## Begin

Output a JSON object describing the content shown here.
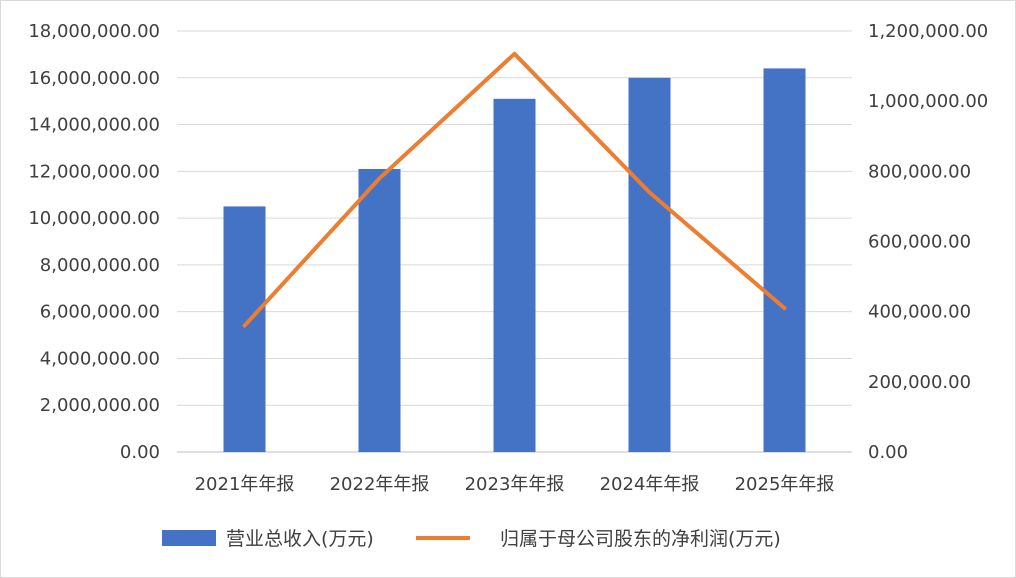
{
  "chart_data": {
    "type": "bar",
    "categories": [
      "2021年年报",
      "2022年年报",
      "2023年年报",
      "2024年年报",
      "2025年年报"
    ],
    "series": [
      {
        "name": "营业总收入(万元)",
        "type": "bar",
        "axis": "left",
        "color": "#4472C4",
        "values": [
          10500000,
          12100000,
          15100000,
          16000000,
          16400000
        ]
      },
      {
        "name": "归属于母公司股东的净利润(万元)",
        "type": "line",
        "axis": "right",
        "color": "#ED7D31",
        "values": [
          360000,
          780000,
          1135000,
          740000,
          410000
        ]
      }
    ],
    "y_left": {
      "ylim": [
        0,
        18000000
      ],
      "ticks": [
        0,
        2000000,
        4000000,
        6000000,
        8000000,
        10000000,
        12000000,
        14000000,
        16000000,
        18000000
      ],
      "tick_labels": [
        "0.00",
        "2,000,000.00",
        "4,000,000.00",
        "6,000,000.00",
        "8,000,000.00",
        "10,000,000.00",
        "12,000,000.00",
        "14,000,000.00",
        "16,000,000.00",
        "18,000,000.00"
      ]
    },
    "y_right": {
      "ylim": [
        0,
        1200000
      ],
      "ticks": [
        0,
        200000,
        400000,
        600000,
        800000,
        1000000,
        1200000
      ],
      "tick_labels": [
        "0.00",
        "200,000.00",
        "400,000.00",
        "600,000.00",
        "800,000.00",
        "1,000,000.00",
        "1,200,000.00"
      ]
    },
    "grid": true,
    "legend_position": "bottom",
    "gridline_color": "#D9D9D9"
  }
}
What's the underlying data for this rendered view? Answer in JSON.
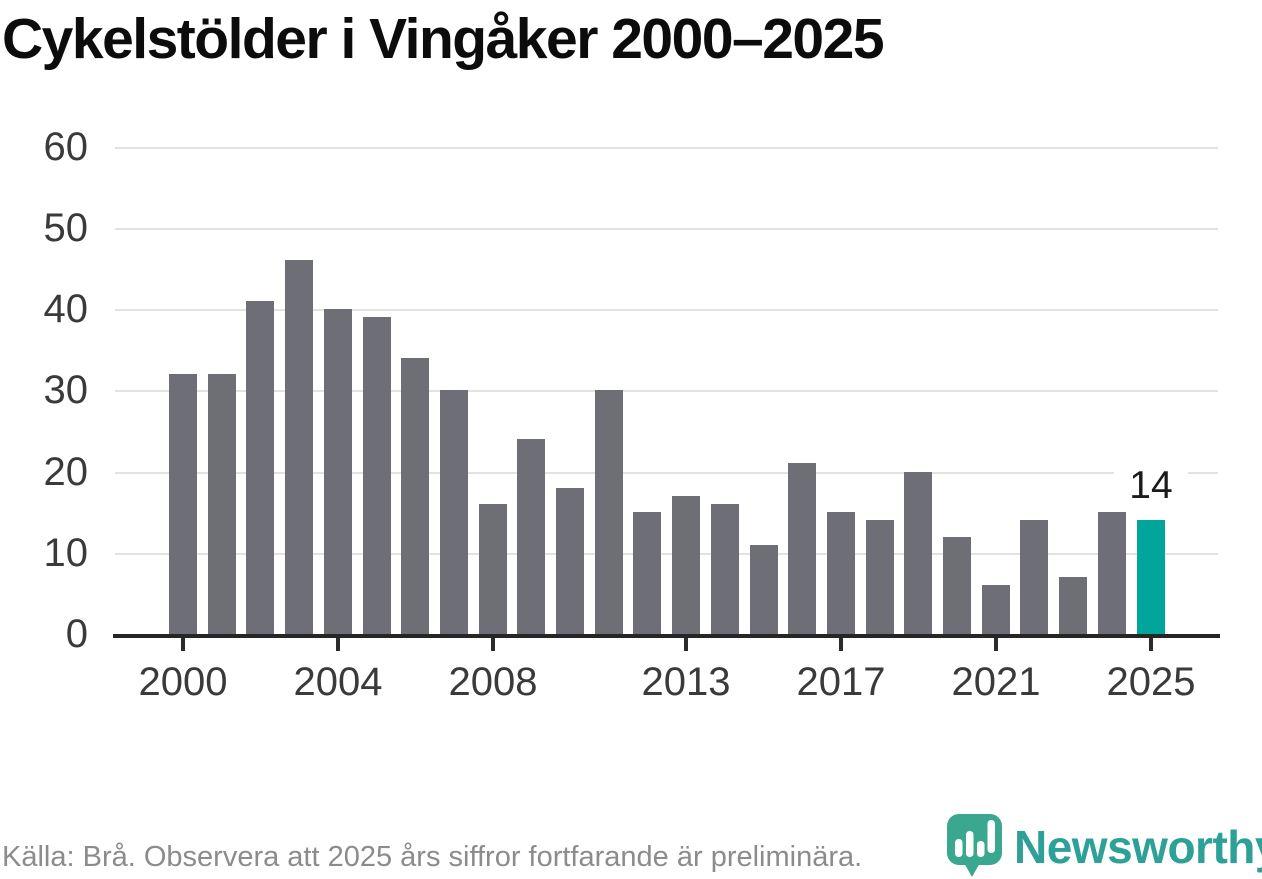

## End

* **To be done**: Reproduce all entries exactly. Pictures do not belong in the copy.

* **Exercise solution**:
Output a JSON object describing the content shown here.
{
  "chart_data": {
    "type": "bar",
    "categories": [
      "2021年年报",
      "2022年年报",
      "2023年年报",
      "2024年年报",
      "2025年年报"
    ],
    "series": [
      {
        "name": "营业总收入(万元)",
        "type": "bar",
        "axis": "left",
        "color": "#4472C4",
        "values": [
          10500000,
          12100000,
          15100000,
          16000000,
          16400000
        ]
      },
      {
        "name": "归属于母公司股东的净利润(万元)",
        "type": "line",
        "axis": "right",
        "color": "#ED7D31",
        "values": [
          360000,
          780000,
          1135000,
          740000,
          410000
        ]
      }
    ],
    "y_left": {
      "ylim": [
        0,
        18000000
      ],
      "ticks": [
        0,
        2000000,
        4000000,
        6000000,
        8000000,
        10000000,
        12000000,
        14000000,
        16000000,
        18000000
      ],
      "tick_labels": [
        "0.00",
        "2,000,000.00",
        "4,000,000.00",
        "6,000,000.00",
        "8,000,000.00",
        "10,000,000.00",
        "12,000,000.00",
        "14,000,000.00",
        "16,000,000.00",
        "18,000,000.00"
      ]
    },
    "y_right": {
      "ylim": [
        0,
        1200000
      ],
      "ticks": [
        0,
        200000,
        400000,
        600000,
        800000,
        1000000,
        1200000
      ],
      "tick_labels": [
        "0.00",
        "200,000.00",
        "400,000.00",
        "600,000.00",
        "800,000.00",
        "1,000,000.00",
        "1,200,000.00"
      ]
    },
    "grid": true,
    "legend_position": "bottom",
    "gridline_color": "#D9D9D9"
  }
}
What's the underlying data for this rendered view? Answer in JSON.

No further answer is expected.